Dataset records
<<<<
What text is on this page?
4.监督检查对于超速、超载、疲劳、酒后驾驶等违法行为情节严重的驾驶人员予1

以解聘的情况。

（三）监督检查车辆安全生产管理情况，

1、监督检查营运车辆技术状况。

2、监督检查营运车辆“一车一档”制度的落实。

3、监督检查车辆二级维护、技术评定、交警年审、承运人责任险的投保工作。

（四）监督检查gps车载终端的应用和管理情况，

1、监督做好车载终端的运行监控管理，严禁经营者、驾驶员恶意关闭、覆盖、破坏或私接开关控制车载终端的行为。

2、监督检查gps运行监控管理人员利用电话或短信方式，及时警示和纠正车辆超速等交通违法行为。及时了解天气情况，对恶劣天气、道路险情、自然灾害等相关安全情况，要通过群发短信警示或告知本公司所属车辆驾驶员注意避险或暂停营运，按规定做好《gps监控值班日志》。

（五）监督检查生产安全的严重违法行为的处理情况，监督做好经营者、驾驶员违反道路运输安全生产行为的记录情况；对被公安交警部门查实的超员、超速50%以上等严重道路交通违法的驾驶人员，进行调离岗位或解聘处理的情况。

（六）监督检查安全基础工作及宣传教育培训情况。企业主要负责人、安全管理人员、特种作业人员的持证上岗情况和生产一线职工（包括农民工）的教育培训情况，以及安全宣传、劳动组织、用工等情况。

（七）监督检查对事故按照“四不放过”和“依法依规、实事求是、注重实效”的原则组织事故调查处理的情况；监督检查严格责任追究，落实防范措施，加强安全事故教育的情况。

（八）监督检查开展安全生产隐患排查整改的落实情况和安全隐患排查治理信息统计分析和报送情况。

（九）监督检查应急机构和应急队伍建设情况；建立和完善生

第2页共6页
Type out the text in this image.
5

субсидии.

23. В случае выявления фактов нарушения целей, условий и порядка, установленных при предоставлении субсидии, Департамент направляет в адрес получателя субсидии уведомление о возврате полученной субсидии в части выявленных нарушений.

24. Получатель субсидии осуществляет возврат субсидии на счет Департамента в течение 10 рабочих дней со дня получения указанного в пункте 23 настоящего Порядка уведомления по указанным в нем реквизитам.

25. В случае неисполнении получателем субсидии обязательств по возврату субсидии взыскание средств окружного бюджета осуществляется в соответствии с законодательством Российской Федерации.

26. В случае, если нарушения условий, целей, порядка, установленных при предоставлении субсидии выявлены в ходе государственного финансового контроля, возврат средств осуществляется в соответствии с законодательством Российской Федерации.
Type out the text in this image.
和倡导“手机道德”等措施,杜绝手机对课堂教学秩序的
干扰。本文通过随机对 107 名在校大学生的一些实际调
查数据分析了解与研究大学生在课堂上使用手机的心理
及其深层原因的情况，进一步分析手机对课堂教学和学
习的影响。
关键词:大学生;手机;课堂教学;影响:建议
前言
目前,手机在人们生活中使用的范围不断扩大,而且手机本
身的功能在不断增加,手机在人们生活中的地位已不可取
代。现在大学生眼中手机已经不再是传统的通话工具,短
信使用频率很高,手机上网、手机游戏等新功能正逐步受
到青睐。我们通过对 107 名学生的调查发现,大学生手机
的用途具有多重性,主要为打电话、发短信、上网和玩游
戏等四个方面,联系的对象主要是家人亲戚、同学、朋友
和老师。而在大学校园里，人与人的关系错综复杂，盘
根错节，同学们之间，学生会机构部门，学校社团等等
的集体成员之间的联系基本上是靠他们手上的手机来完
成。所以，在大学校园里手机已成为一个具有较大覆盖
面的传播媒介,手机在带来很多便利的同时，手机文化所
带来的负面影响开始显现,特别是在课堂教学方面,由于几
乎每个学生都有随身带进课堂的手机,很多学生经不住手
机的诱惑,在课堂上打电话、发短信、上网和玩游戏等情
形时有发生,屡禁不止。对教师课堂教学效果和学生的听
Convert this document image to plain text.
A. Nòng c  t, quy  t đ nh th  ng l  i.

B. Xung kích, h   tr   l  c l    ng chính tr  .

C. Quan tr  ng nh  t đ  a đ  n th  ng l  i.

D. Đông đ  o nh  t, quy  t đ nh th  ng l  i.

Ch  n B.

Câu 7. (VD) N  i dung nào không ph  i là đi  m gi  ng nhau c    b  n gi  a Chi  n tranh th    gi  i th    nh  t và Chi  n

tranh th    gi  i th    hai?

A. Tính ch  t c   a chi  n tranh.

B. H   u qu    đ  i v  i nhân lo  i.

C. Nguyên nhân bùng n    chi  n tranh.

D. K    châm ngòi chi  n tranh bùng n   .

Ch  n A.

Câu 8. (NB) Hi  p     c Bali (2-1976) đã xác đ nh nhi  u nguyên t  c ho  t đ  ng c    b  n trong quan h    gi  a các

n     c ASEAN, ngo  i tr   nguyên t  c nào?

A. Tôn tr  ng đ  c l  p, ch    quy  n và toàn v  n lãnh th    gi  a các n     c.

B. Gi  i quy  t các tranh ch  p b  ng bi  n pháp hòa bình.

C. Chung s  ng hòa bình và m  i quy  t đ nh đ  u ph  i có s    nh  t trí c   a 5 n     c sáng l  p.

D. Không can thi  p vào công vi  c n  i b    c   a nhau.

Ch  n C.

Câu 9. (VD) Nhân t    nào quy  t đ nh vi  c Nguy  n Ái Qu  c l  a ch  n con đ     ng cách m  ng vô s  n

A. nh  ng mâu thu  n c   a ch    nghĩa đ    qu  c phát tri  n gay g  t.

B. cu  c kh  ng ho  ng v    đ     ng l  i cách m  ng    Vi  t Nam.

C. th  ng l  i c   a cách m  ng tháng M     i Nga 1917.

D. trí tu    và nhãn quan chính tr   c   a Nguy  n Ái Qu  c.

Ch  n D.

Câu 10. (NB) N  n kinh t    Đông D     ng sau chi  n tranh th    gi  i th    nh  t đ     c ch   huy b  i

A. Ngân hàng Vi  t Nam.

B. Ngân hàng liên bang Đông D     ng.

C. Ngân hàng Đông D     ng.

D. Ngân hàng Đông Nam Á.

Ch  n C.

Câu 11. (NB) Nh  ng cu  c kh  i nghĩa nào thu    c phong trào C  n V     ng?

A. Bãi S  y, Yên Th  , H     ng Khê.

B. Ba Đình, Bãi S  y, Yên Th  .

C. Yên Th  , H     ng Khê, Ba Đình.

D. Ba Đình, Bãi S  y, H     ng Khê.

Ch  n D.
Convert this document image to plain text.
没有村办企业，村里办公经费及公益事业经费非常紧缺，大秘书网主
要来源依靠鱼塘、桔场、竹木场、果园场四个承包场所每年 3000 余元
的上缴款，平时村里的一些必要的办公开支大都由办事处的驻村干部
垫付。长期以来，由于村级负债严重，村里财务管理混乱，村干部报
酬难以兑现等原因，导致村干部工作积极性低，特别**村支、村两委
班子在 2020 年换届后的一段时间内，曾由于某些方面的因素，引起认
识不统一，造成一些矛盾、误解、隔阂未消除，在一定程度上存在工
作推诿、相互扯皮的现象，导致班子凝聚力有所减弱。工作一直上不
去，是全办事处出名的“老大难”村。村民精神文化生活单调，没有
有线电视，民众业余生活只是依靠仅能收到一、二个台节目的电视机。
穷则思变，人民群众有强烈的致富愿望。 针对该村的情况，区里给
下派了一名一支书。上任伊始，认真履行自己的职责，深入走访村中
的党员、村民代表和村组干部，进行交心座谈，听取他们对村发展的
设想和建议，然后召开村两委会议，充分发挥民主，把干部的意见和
>>>>
What you should do →
Make an exact copy of every line in the data.

Output of the task →
What text is on this page?
4.监督检查对于超速、超载、疲劳、酒后驾驶等违法行为情节严重的驾驶人员予1

以解聘的情况。

（三）监督检查车辆安全生产管理情况，

1、监督检查营运车辆技术状况。

2、监督检查营运车辆“一车一档”制度的落实。

3、监督检查车辆二级维护、技术评定、交警年审、承运人责任险的投保工作。

（四）监督检查gps车载终端的应用和管理情况，

1、监督做好车载终端的运行监控管理，严禁经营者、驾驶员恶意关闭、覆盖、破坏或私接开关控制车载终端的行为。

2、监督检查gps运行监控管理人员利用电话或短信方式，及时警示和纠正车辆超速等交通违法行为。及时了解天气情况，对恶劣天气、道路险情、自然灾害等相关安全情况，要通过群发短信警示或告知本公司所属车辆驾驶员注意避险或暂停营运，按规定做好《gps监控值班日志》。

（五）监督检查生产安全的严重违法行为的处理情况，监督做好经营者、驾驶员违反道路运输安全生产行为的记录情况；对被公安交警部门查实的超员、超速50%以上等严重道路交通违法的驾驶人员，进行调离岗位或解聘处理的情况。

（六）监督检查安全基础工作及宣传教育培训情况。企业主要负责人、安全管理人员、特种作业人员的持证上岗情况和生产一线职工（包括农民工）的教育培训情况，以及安全宣传、劳动组织、用工等情况。

（七）监督检查对事故按照“四不放过”和“依法依规、实事求是、注重实效”的原则组织事故调查处理的情况；监督检查严格责任追究，落实防范措施，加强安全事故教育的情况。

（八）监督检查开展安全生产隐患排查整改的落实情况和安全隐患排查治理信息统计分析和报送情况。

（九）监督检查应急机构和应急队伍建设情况；建立和完善生

第2页共6页
Type out the text in this image.
5

субсидии.

23. В случае выявления фактов нарушения целей, условий и порядка, установленных при предоставлении субсидии, Департамент направляет в адрес получателя субсидии уведомление о возврате полученной субсидии в части выявленных нарушений.

24. Получатель субсидии осуществляет возврат субсидии на счет Департамента в течение 10 рабочих дней со дня получения указанного в пункте 23 настоящего Порядка уведомления по указанным в нем реквизитам.

25. В случае неисполнении получателем субсидии обязательств по возврату субсидии взыскание средств окружного бюджета осуществляется в соответствии с законодательством Российской Федерации.

26. В случае, если нарушения условий, целей, порядка, установленных при предоставлении субсидии выявлены в ходе государственного финансового контроля, возврат средств осуществляется в соответствии с законодательством Российской Федерации.
Type out the text in this image.
和倡导“手机道德”等措施,杜绝手机对课堂教学秩序的
干扰。本文通过随机对 107 名在校大学生的一些实际调
查数据分析了解与研究大学生在课堂上使用手机的心理
及其深层原因的情况，进一步分析手机对课堂教学和学
习的影响。
关键词:大学生;手机;课堂教学;影响:建议
前言
目前,手机在人们生活中使用的范围不断扩大,而且手机本
身的功能在不断增加,手机在人们生活中的地位已不可取
代。现在大学生眼中手机已经不再是传统的通话工具,短
信使用频率很高,手机上网、手机游戏等新功能正逐步受
到青睐。我们通过对 107 名学生的调查发现,大学生手机
的用途具有多重性,主要为打电话、发短信、上网和玩游
戏等四个方面,联系的对象主要是家人亲戚、同学、朋友
和老师。而在大学校园里，人与人的关系错综复杂，盘
根错节，同学们之间，学生会机构部门，学校社团等等
的集体成员之间的联系基本上是靠他们手上的手机来完
成。所以，在大学校园里手机已成为一个具有较大覆盖
面的传播媒介,手机在带来很多便利的同时，手机文化所
带来的负面影响开始显现,特别是在课堂教学方面,由于几
乎每个学生都有随身带进课堂的手机,很多学生经不住手
机的诱惑,在课堂上打电话、发短信、上网和玩游戏等情
形时有发生,屡禁不止。对教师课堂教学效果和学生的听
Convert this document image to plain text.
A. Nòng c  t, quy  t đ nh th  ng l  i.

B. Xung kích, h   tr   l  c l    ng chính tr  .

C. Quan tr  ng nh  t đ  a đ  n th  ng l  i.

D. Đông đ  o nh  t, quy  t đ nh th  ng l  i.

Ch  n B.

Câu 7. (VD) N  i dung nào không ph  i là đi  m gi  ng nhau c    b  n gi  a Chi  n tranh th    gi  i th    nh  t và Chi  n

tranh th    gi  i th    hai?

A. Tính ch  t c   a chi  n tranh.

B. H   u qu    đ  i v  i nhân lo  i.

C. Nguyên nhân bùng n    chi  n tranh.

D. K    châm ngòi chi  n tranh bùng n   .

Ch  n A.

Câu 8. (NB) Hi  p     c Bali (2-1976) đã xác đ nh nhi  u nguyên t  c ho  t đ  ng c    b  n trong quan h    gi  a các

n     c ASEAN, ngo  i tr   nguyên t  c nào?

A. Tôn tr  ng đ  c l  p, ch    quy  n và toàn v  n lãnh th    gi  a các n     c.

B. Gi  i quy  t các tranh ch  p b  ng bi  n pháp hòa bình.

C. Chung s  ng hòa bình và m  i quy  t đ nh đ  u ph  i có s    nh  t trí c   a 5 n     c sáng l  p.

D. Không can thi  p vào công vi  c n  i b    c   a nhau.

Ch  n C.

Câu 9. (VD) Nhân t    nào quy  t đ nh vi  c Nguy  n Ái Qu  c l  a ch  n con đ     ng cách m  ng vô s  n

A. nh  ng mâu thu  n c   a ch    nghĩa đ    qu  c phát tri  n gay g  t.

B. cu  c kh  ng ho  ng v    đ     ng l  i cách m  ng    Vi  t Nam.

C. th  ng l  i c   a cách m  ng tháng M     i Nga 1917.

D. trí tu    và nhãn quan chính tr   c   a Nguy  n Ái Qu  c.

Ch  n D.

Câu 10. (NB) N  n kinh t    Đông D     ng sau chi  n tranh th    gi  i th    nh  t đ     c ch   huy b  i

A. Ngân hàng Vi  t Nam.

B. Ngân hàng liên bang Đông D     ng.

C. Ngân hàng Đông D     ng.

D. Ngân hàng Đông Nam Á.

Ch  n C.

Câu 11. (NB) Nh  ng cu  c kh  i nghĩa nào thu    c phong trào C  n V     ng?

A. Bãi S  y, Yên Th  , H     ng Khê.

B. Ba Đình, Bãi S  y, Yên Th  .

C. Yên Th  , H     ng Khê, Ba Đình.

D. Ba Đình, Bãi S  y, H     ng Khê.

Ch  n D.
Convert this document image to plain text.
没有村办企业，村里办公经费及公益事业经费非常紧缺，大秘书网主
要来源依靠鱼塘、桔场、竹木场、果园场四个承包场所每年 3000 余元
的上缴款，平时村里的一些必要的办公开支大都由办事处的驻村干部
垫付。长期以来，由于村级负债严重，村里财务管理混乱，村干部报
酬难以兑现等原因，导致村干部工作积极性低，特别**村支、村两委
班子在 2020 年换届后的一段时间内，曾由于某些方面的因素，引起认
识不统一，造成一些矛盾、误解、隔阂未消除，在一定程度上存在工
作推诿、相互扯皮的现象，导致班子凝聚力有所减弱。工作一直上不
去，是全办事处出名的“老大难”村。村民精神文化生活单调，没有
有线电视，民众业余生活只是依靠仅能收到一、二个台节目的电视机。
穷则思变，人民群众有强烈的致富愿望。 针对该村的情况，区里给
下派了一名一支书。上任伊始，认真履行自己的职责，深入走访村中
的党员、村民代表和村组干部，进行交心座谈，听取他们对村发展的
设想和建议，然后召开村两委会议，充分发挥民主，把干部的意见和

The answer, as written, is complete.